INSTRUCTION
Each line of the listing that contains the word "Shift" is to be copied.

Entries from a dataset
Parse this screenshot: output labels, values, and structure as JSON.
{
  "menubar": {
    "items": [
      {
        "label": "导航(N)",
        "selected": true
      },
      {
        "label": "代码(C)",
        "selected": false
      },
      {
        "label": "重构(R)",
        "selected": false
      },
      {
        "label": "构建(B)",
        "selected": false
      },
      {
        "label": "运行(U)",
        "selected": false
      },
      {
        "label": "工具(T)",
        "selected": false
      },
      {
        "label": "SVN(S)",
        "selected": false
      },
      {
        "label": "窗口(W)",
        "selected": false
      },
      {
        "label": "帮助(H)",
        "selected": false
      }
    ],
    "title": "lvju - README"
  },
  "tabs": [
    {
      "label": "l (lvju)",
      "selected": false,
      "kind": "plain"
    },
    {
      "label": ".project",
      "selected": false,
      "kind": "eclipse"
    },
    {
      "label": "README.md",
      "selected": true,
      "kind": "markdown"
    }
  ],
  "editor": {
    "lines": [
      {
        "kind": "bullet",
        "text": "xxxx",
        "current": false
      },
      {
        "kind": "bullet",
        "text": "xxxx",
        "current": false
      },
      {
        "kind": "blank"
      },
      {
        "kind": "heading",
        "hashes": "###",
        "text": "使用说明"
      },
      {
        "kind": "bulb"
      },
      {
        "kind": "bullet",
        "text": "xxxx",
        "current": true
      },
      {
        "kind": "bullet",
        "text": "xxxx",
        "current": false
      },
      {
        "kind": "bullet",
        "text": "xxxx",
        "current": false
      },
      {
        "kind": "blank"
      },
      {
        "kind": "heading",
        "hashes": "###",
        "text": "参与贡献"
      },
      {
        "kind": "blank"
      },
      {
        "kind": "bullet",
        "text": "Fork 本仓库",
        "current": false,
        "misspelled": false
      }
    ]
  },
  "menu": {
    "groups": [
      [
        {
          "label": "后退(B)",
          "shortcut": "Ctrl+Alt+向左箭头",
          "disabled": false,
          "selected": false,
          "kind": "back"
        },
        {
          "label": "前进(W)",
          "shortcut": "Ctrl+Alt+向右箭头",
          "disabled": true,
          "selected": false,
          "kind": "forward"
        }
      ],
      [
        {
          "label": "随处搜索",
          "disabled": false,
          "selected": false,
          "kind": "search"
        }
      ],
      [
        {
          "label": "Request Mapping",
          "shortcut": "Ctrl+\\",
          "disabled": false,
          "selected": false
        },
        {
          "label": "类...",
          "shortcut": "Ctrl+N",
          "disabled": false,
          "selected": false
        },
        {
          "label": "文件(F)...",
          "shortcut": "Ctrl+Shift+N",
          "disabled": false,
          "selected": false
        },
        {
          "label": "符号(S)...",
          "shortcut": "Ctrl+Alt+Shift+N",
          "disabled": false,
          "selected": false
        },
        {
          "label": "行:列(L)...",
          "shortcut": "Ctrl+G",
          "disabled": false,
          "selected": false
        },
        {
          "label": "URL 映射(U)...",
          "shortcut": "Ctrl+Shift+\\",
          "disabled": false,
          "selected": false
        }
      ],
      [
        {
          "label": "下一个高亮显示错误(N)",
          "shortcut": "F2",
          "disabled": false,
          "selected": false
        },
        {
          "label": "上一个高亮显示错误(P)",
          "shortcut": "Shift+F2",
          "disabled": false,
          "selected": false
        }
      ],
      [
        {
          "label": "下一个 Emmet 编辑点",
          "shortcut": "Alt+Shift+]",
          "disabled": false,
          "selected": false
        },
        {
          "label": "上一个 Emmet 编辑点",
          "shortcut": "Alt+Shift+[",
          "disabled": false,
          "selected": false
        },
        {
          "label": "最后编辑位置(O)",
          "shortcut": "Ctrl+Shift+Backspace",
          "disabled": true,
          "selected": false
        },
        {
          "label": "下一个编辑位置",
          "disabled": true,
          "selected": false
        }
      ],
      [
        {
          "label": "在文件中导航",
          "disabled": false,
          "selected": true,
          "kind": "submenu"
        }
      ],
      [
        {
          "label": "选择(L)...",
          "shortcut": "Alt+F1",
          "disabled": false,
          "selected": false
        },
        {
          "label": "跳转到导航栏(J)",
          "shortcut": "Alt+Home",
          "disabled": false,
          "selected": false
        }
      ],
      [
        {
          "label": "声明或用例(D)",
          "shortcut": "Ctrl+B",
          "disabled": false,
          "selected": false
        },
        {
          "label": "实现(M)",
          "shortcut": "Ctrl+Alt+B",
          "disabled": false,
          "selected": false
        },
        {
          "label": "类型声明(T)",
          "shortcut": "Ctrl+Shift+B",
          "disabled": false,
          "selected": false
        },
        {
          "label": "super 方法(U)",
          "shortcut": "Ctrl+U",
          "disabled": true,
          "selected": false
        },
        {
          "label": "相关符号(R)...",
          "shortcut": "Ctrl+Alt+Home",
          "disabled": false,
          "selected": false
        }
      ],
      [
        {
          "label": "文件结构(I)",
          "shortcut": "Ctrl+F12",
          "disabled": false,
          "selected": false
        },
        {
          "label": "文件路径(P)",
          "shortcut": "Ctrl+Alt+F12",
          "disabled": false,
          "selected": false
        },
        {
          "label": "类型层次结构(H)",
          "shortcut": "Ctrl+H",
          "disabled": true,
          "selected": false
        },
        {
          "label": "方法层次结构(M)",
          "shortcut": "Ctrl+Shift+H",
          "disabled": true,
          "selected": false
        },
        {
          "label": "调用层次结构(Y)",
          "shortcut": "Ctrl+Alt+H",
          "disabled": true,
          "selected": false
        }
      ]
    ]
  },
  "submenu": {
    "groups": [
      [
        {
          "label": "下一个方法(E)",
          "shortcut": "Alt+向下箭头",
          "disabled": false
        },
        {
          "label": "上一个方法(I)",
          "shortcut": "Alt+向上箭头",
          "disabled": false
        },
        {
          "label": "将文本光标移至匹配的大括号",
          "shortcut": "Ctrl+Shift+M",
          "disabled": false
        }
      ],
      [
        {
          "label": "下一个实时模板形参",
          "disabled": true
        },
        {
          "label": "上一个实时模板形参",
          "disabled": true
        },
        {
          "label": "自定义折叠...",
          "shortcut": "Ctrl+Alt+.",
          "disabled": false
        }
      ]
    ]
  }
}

ANSWER FOR THE TASK
          "shortcut": "Ctrl+Shift+N",
          "shortcut": "Ctrl+Alt+Shift+N",
          "shortcut": "Ctrl+Shift+\\",
          "shortcut": "Shift+F2",
          "shortcut": "Alt+Shift+]",
          "shortcut": "Alt+Shift+[",
          "shortcut": "Ctrl+Shift+Backspace",
          "shortcut": "Ctrl+Shift+B",
          "shortcut": "Ctrl+Shift+H",
          "shortcut": "Ctrl+Shift+M",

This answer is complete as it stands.